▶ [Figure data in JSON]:
>>

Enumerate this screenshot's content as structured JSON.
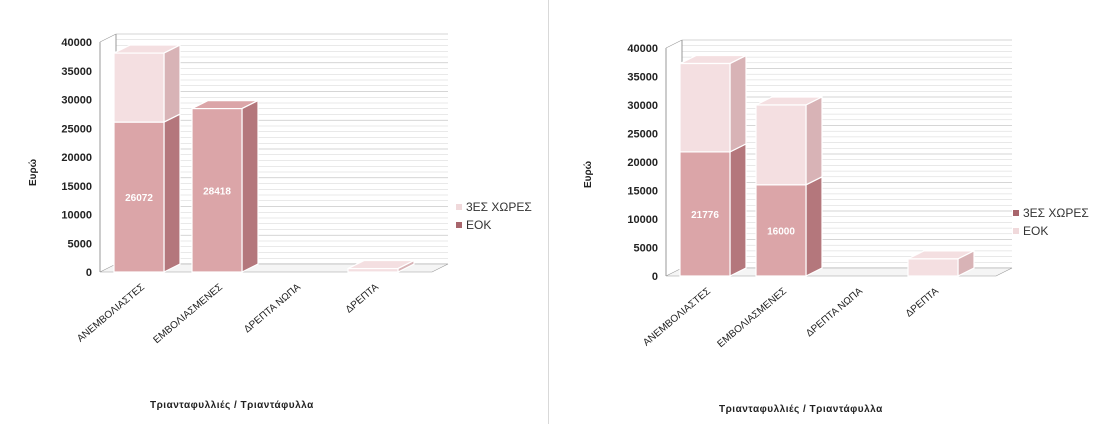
{
  "colors": {
    "eok": "#dba5a8",
    "eok_side": "#b4777c",
    "third": "#f4dfe1",
    "third_side": "#d8b3b6",
    "grid": "#c8c8c8",
    "axis": "#999999",
    "legend_swatch_a": "#d8aeb2",
    "legend_swatch_b": "#a8656c"
  },
  "chart_data": [
    {
      "type": "bar",
      "stacked": true,
      "title": "",
      "xlabel": "Τριανταφυλλιές / Τριαντάφυλλα",
      "ylabel": "Ευρώ",
      "ylim": [
        0,
        40000
      ],
      "yticks": [
        0,
        5000,
        10000,
        15000,
        20000,
        25000,
        30000,
        35000,
        40000
      ],
      "categories": [
        "ΑΝΕΜΒΟΛΙΑΣΤΕΣ",
        "ΕΜΒΟΛΙΑΣΜΕΝΕΣ",
        "ΔΡΕΠΤΑ ΝΩΠΑ",
        "ΔΡΕΠΤΑ"
      ],
      "series": [
        {
          "name": "ΕΟΚ",
          "values": [
            26072,
            28418,
            0,
            0
          ],
          "data_labels": [
            "26072",
            "28418",
            "",
            ""
          ]
        },
        {
          "name": "3ΕΣ ΧΩΡΕΣ",
          "values": [
            12000,
            0,
            0,
            600
          ],
          "data_labels": [
            "",
            "",
            "",
            ""
          ]
        }
      ],
      "legend": [
        "3ΕΣ ΧΩΡΕΣ",
        "ΕΟΚ"
      ],
      "legend_position": "right",
      "grid": true
    },
    {
      "type": "bar",
      "stacked": true,
      "title": "",
      "xlabel": "Τριανταφυλλιές / Τριαντάφυλλα",
      "ylabel": "Ευρώ",
      "ylim": [
        0,
        40000
      ],
      "yticks": [
        0,
        5000,
        10000,
        15000,
        20000,
        25000,
        30000,
        35000,
        40000
      ],
      "categories": [
        "ΑΝΕΜΒΟΛΙΑΣΤΕΣ",
        "ΕΜΒΟΛΙΑΣΜΕΝΕΣ",
        "ΔΡΕΠΤΑ ΝΩΠΑ",
        "ΔΡΕΠΤΑ"
      ],
      "series": [
        {
          "name": "ΕΟΚ",
          "values": [
            21776,
            16000,
            0,
            0
          ],
          "data_labels": [
            "21776",
            "16000",
            "",
            ""
          ]
        },
        {
          "name": "3ΕΣ ΧΩΡΕΣ",
          "values": [
            15500,
            14000,
            0,
            3000
          ],
          "data_labels": [
            "",
            "",
            "",
            ""
          ]
        }
      ],
      "legend": [
        "3ΕΣ ΧΩΡΕΣ",
        "ΕΟΚ"
      ],
      "legend_position": "right",
      "grid": true
    }
  ]
}
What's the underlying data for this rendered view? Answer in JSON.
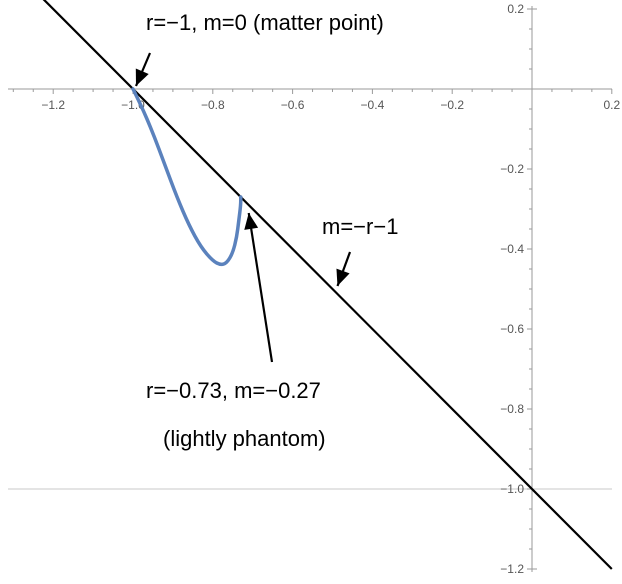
{
  "chart_data": {
    "type": "line",
    "xlim": [
      -1.3,
      0.2
    ],
    "ylim": [
      -1.2,
      0.2
    ],
    "x_ticks": [
      -1.2,
      -1.0,
      -0.8,
      -0.6,
      -0.4,
      -0.2,
      0.2
    ],
    "x_tick_labels": [
      "−1.2",
      "−1.0",
      "−0.8",
      "−0.6",
      "−0.4",
      "−0.2",
      "0.2"
    ],
    "y_ticks": [
      0.2,
      -0.2,
      -0.4,
      -0.6,
      -0.8,
      -1.0,
      -1.2
    ],
    "y_tick_labels": [
      "0.2",
      "−0.2",
      "−0.4",
      "−0.6",
      "−0.8",
      "−1.0",
      "−1.2"
    ],
    "grid": false,
    "horizontal_guide_y": -1.0,
    "series": [
      {
        "label": "m=−r−1",
        "color": "#000000",
        "x": [
          -1.3,
          0.2
        ],
        "y": [
          0.3,
          -1.2
        ]
      },
      {
        "color": "#5b82bd",
        "x": [
          -1.0,
          -0.98,
          -0.95,
          -0.92,
          -0.89,
          -0.86,
          -0.83,
          -0.8,
          -0.78,
          -0.765,
          -0.75,
          -0.74,
          -0.735,
          -0.73,
          -0.73
        ],
        "y": [
          0.0,
          -0.04,
          -0.11,
          -0.19,
          -0.27,
          -0.34,
          -0.395,
          -0.43,
          -0.44,
          -0.435,
          -0.41,
          -0.37,
          -0.33,
          -0.29,
          -0.27
        ]
      }
    ],
    "annotations": [
      {
        "text": "r=−1, m=0 (matter point)",
        "point": [
          -1.0,
          0.0
        ]
      },
      {
        "text": "m=−r−1",
        "point": [
          -0.49,
          -0.49
        ]
      },
      {
        "text": "r=−0.73, m=−0.27",
        "text2": "(lightly phantom)",
        "point": [
          -0.73,
          -0.29
        ]
      }
    ]
  }
}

<<

▶ [Task brief]:
Can you repeat every record above exactly, apart from the pictures?

▶ [Exercise response]:
Enumerate this screenshot's content as structured JSON.
{
  "colors": {
    "eok": "#dba5a8",
    "eok_side": "#b4777c",
    "third": "#f4dfe1",
    "third_side": "#d8b3b6",
    "grid": "#c8c8c8",
    "axis": "#999999",
    "legend_swatch_a": "#d8aeb2",
    "legend_swatch_b": "#a8656c"
  },
  "chart_data": [
    {
      "type": "bar",
      "stacked": true,
      "title": "",
      "xlabel": "Τριανταφυλλιές / Τριαντάφυλλα",
      "ylabel": "Ευρώ",
      "ylim": [
        0,
        40000
      ],
      "yticks": [
        0,
        5000,
        10000,
        15000,
        20000,
        25000,
        30000,
        35000,
        40000
      ],
      "categories": [
        "ΑΝΕΜΒΟΛΙΑΣΤΕΣ",
        "ΕΜΒΟΛΙΑΣΜΕΝΕΣ",
        "ΔΡΕΠΤΑ ΝΩΠΑ",
        "ΔΡΕΠΤΑ"
      ],
      "series": [
        {
          "name": "ΕΟΚ",
          "values": [
            26072,
            28418,
            0,
            0
          ],
          "data_labels": [
            "26072",
            "28418",
            "",
            ""
          ]
        },
        {
          "name": "3ΕΣ ΧΩΡΕΣ",
          "values": [
            12000,
            0,
            0,
            600
          ],
          "data_labels": [
            "",
            "",
            "",
            ""
          ]
        }
      ],
      "legend": [
        "3ΕΣ ΧΩΡΕΣ",
        "ΕΟΚ"
      ],
      "legend_position": "right",
      "grid": true
    },
    {
      "type": "bar",
      "stacked": true,
      "title": "",
      "xlabel": "Τριανταφυλλιές / Τριαντάφυλλα",
      "ylabel": "Ευρώ",
      "ylim": [
        0,
        40000
      ],
      "yticks": [
        0,
        5000,
        10000,
        15000,
        20000,
        25000,
        30000,
        35000,
        40000
      ],
      "categories": [
        "ΑΝΕΜΒΟΛΙΑΣΤΕΣ",
        "ΕΜΒΟΛΙΑΣΜΕΝΕΣ",
        "ΔΡΕΠΤΑ ΝΩΠΑ",
        "ΔΡΕΠΤΑ"
      ],
      "series": [
        {
          "name": "ΕΟΚ",
          "values": [
            21776,
            16000,
            0,
            0
          ],
          "data_labels": [
            "21776",
            "16000",
            "",
            ""
          ]
        },
        {
          "name": "3ΕΣ ΧΩΡΕΣ",
          "values": [
            15500,
            14000,
            0,
            3000
          ],
          "data_labels": [
            "",
            "",
            "",
            ""
          ]
        }
      ],
      "legend": [
        "3ΕΣ ΧΩΡΕΣ",
        "ΕΟΚ"
      ],
      "legend_position": "right",
      "grid": true
    }
  ]
}
What's the underlying data for this rendered view? Answer in JSON.
{
  "chart_data": {
    "type": "line",
    "xlim": [
      -1.3,
      0.2
    ],
    "ylim": [
      -1.2,
      0.2
    ],
    "x_ticks": [
      -1.2,
      -1.0,
      -0.8,
      -0.6,
      -0.4,
      -0.2,
      0.2
    ],
    "x_tick_labels": [
      "−1.2",
      "−1.0",
      "−0.8",
      "−0.6",
      "−0.4",
      "−0.2",
      "0.2"
    ],
    "y_ticks": [
      0.2,
      -0.2,
      -0.4,
      -0.6,
      -0.8,
      -1.0,
      -1.2
    ],
    "y_tick_labels": [
      "0.2",
      "−0.2",
      "−0.4",
      "−0.6",
      "−0.8",
      "−1.0",
      "−1.2"
    ],
    "grid": false,
    "horizontal_guide_y": -1.0,
    "series": [
      {
        "label": "m=−r−1",
        "color": "#000000",
        "x": [
          -1.3,
          0.2
        ],
        "y": [
          0.3,
          -1.2
        ]
      },
      {
        "color": "#5b82bd",
        "x": [
          -1.0,
          -0.98,
          -0.95,
          -0.92,
          -0.89,
          -0.86,
          -0.83,
          -0.8,
          -0.78,
          -0.765,
          -0.75,
          -0.74,
          -0.735,
          -0.73,
          -0.73
        ],
        "y": [
          0.0,
          -0.04,
          -0.11,
          -0.19,
          -0.27,
          -0.34,
          -0.395,
          -0.43,
          -0.44,
          -0.435,
          -0.41,
          -0.37,
          -0.33,
          -0.29,
          -0.27
        ]
      }
    ],
    "annotations": [
      {
        "text": "r=−1, m=0 (matter point)",
        "point": [
          -1.0,
          0.0
        ]
      },
      {
        "text": "m=−r−1",
        "point": [
          -0.49,
          -0.49
        ]
      },
      {
        "text": "r=−0.73, m=−0.27",
        "text2": "(lightly phantom)",
        "point": [
          -0.73,
          -0.29
        ]
      }
    ]
  }
}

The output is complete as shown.